## Task statement
Filter the records below and copy every line containing the word "name".

(Data tied to figure images)
......

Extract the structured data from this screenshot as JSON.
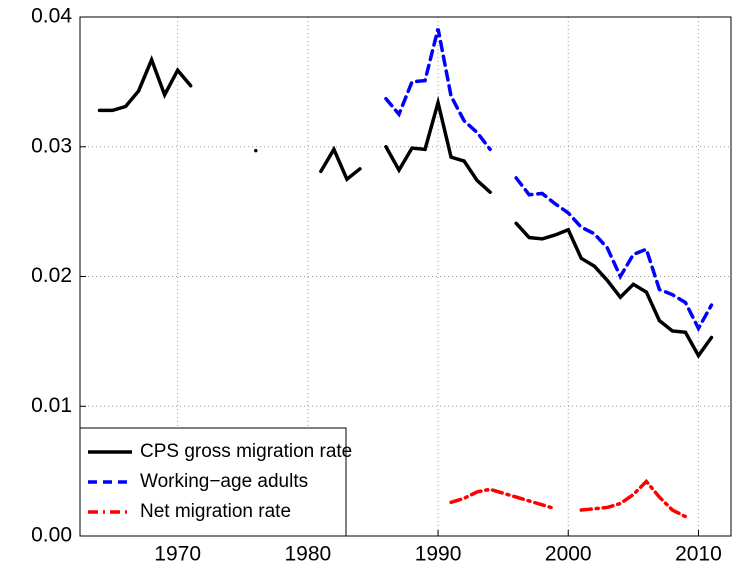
{
  "chart_data": {
    "type": "line",
    "x": [
      1964,
      1965,
      1966,
      1967,
      1968,
      1969,
      1970,
      1971,
      1972,
      1973,
      1974,
      1975,
      1976,
      1977,
      1978,
      1979,
      1980,
      1981,
      1982,
      1983,
      1984,
      1985,
      1986,
      1987,
      1988,
      1989,
      1990,
      1991,
      1992,
      1993,
      1994,
      1995,
      1996,
      1997,
      1998,
      1999,
      2000,
      2001,
      2002,
      2003,
      2004,
      2005,
      2006,
      2007,
      2008,
      2009,
      2010,
      2011
    ],
    "series": [
      {
        "name": "CPS gross migration rate",
        "color": "#000000",
        "dash": "solid",
        "values": [
          0.0328,
          0.0328,
          0.0331,
          0.0343,
          0.0367,
          0.034,
          0.0359,
          0.0347,
          null,
          null,
          null,
          null,
          0.0297,
          null,
          null,
          null,
          null,
          0.0281,
          0.0298,
          0.0275,
          0.0283,
          null,
          0.03,
          0.0282,
          0.0299,
          0.0298,
          0.0334,
          0.0292,
          0.0289,
          0.0274,
          0.0265,
          null,
          0.0241,
          0.023,
          0.0229,
          0.0232,
          0.0236,
          0.0214,
          0.0208,
          0.0197,
          0.0184,
          0.0194,
          0.0188,
          0.0166,
          0.0158,
          0.0157,
          0.0139,
          0.0153
        ]
      },
      {
        "name": "Working−age adults",
        "color": "#0000ff",
        "dash": "dashed",
        "values": [
          null,
          null,
          null,
          null,
          null,
          null,
          null,
          null,
          null,
          null,
          null,
          null,
          null,
          null,
          null,
          null,
          null,
          null,
          null,
          null,
          null,
          null,
          0.0337,
          0.0325,
          0.035,
          0.0351,
          0.0391,
          0.0339,
          0.032,
          0.0311,
          0.0298,
          null,
          0.0276,
          0.0263,
          0.0264,
          0.0256,
          0.0249,
          0.0238,
          0.0233,
          0.0222,
          0.02,
          0.0217,
          0.0221,
          0.019,
          0.0186,
          0.018,
          0.016,
          0.0178
        ]
      },
      {
        "name": "Net migration rate",
        "color": "#ff0000",
        "dash": "dashdot",
        "values": [
          null,
          null,
          null,
          null,
          null,
          null,
          null,
          null,
          null,
          null,
          null,
          null,
          null,
          null,
          null,
          null,
          null,
          null,
          null,
          null,
          null,
          null,
          null,
          null,
          null,
          null,
          null,
          0.0026,
          0.0029,
          0.0034,
          0.0036,
          0.0033,
          0.003,
          0.0027,
          0.0024,
          0.0021,
          null,
          0.002,
          0.0021,
          0.0022,
          0.0025,
          0.0032,
          0.0042,
          0.003,
          0.002,
          0.0015,
          null,
          0.0013
        ]
      }
    ],
    "xlim": [
      1962.5,
      2012.5
    ],
    "xticks": [
      1970,
      1980,
      1990,
      2000,
      2010
    ],
    "ylim": [
      0,
      0.04
    ],
    "yticks": [
      {
        "value": 0,
        "label": "0.00"
      },
      0.01,
      0.02,
      0.03,
      0.04
    ],
    "grid": true,
    "legend": "lower left"
  }
}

......

## Complete response
        "name": "CPS gross migration rate",
        "name": "Working−age adults",
        "name": "Net migration rate",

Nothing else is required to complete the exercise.